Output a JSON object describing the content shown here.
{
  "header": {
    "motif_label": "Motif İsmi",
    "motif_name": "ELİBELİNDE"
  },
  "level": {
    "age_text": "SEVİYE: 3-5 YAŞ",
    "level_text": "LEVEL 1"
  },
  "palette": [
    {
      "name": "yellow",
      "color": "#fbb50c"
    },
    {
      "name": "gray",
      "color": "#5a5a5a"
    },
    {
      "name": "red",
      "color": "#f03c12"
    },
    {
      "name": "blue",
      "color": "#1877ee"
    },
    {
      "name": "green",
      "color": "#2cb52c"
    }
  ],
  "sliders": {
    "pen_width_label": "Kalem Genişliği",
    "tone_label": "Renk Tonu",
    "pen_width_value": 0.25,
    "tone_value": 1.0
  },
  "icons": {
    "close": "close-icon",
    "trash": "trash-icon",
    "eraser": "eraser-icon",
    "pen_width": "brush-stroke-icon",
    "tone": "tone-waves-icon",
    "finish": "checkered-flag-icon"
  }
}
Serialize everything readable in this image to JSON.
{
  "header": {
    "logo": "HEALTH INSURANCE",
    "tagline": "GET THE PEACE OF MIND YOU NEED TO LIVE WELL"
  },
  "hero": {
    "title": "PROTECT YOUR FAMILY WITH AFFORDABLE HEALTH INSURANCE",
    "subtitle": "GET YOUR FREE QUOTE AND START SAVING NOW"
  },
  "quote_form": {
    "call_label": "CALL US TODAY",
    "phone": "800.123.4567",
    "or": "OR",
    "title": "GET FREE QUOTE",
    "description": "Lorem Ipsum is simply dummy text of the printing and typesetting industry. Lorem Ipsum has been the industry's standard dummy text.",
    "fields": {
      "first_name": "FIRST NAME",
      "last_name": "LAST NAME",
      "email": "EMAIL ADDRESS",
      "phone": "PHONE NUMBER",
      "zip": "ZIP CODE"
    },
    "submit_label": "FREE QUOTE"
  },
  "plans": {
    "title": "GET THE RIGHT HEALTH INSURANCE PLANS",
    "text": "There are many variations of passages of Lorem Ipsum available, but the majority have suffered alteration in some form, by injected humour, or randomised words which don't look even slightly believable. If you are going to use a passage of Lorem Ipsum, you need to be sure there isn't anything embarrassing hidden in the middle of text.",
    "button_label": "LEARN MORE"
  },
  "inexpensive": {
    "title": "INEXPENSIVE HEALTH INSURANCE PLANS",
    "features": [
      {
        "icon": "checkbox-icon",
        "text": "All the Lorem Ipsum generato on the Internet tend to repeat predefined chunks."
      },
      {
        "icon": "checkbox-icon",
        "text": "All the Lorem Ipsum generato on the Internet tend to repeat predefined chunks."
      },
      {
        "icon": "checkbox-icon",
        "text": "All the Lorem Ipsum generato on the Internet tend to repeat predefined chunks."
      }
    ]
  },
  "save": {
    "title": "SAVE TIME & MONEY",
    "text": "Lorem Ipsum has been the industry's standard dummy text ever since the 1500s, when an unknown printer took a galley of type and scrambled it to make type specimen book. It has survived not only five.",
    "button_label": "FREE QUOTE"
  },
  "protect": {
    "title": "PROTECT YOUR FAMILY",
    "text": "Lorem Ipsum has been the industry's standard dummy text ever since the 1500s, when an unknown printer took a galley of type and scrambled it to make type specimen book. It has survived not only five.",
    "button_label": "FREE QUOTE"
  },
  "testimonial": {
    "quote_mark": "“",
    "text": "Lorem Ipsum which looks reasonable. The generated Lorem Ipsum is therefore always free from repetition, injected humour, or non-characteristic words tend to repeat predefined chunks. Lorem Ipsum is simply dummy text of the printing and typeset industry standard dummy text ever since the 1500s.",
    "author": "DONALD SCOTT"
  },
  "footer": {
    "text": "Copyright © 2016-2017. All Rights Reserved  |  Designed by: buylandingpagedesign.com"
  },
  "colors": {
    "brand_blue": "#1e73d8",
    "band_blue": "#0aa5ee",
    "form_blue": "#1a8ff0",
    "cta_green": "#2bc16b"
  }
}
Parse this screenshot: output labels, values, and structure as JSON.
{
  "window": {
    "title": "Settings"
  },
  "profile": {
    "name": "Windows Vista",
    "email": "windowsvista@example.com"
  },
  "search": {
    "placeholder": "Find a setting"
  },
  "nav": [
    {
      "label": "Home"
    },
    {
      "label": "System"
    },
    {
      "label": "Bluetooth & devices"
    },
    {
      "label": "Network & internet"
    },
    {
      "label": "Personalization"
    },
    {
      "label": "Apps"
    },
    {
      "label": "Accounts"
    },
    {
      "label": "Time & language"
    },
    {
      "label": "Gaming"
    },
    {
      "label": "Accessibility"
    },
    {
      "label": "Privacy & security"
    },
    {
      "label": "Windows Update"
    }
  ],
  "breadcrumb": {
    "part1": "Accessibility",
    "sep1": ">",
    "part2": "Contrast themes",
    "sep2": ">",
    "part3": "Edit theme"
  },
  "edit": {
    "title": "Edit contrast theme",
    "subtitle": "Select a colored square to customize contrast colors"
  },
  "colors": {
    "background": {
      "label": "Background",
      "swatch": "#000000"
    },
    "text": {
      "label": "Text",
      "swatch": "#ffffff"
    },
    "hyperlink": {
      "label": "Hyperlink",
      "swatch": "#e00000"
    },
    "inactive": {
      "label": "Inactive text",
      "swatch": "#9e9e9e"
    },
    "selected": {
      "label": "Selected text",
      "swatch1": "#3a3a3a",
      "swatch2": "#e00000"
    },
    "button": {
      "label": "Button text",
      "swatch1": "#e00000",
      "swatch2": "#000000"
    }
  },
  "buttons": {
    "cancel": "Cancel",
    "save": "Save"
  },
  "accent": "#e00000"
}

--

Task prompt -
Reproduce each line of the material containing the word "YOUR".

In response -
    "title": "PROTECT YOUR FAMILY WITH AFFORDABLE HEALTH INSURANCE",
    "subtitle": "GET YOUR FREE QUOTE AND START SAVING NOW"
    "title": "PROTECT YOUR FAMILY",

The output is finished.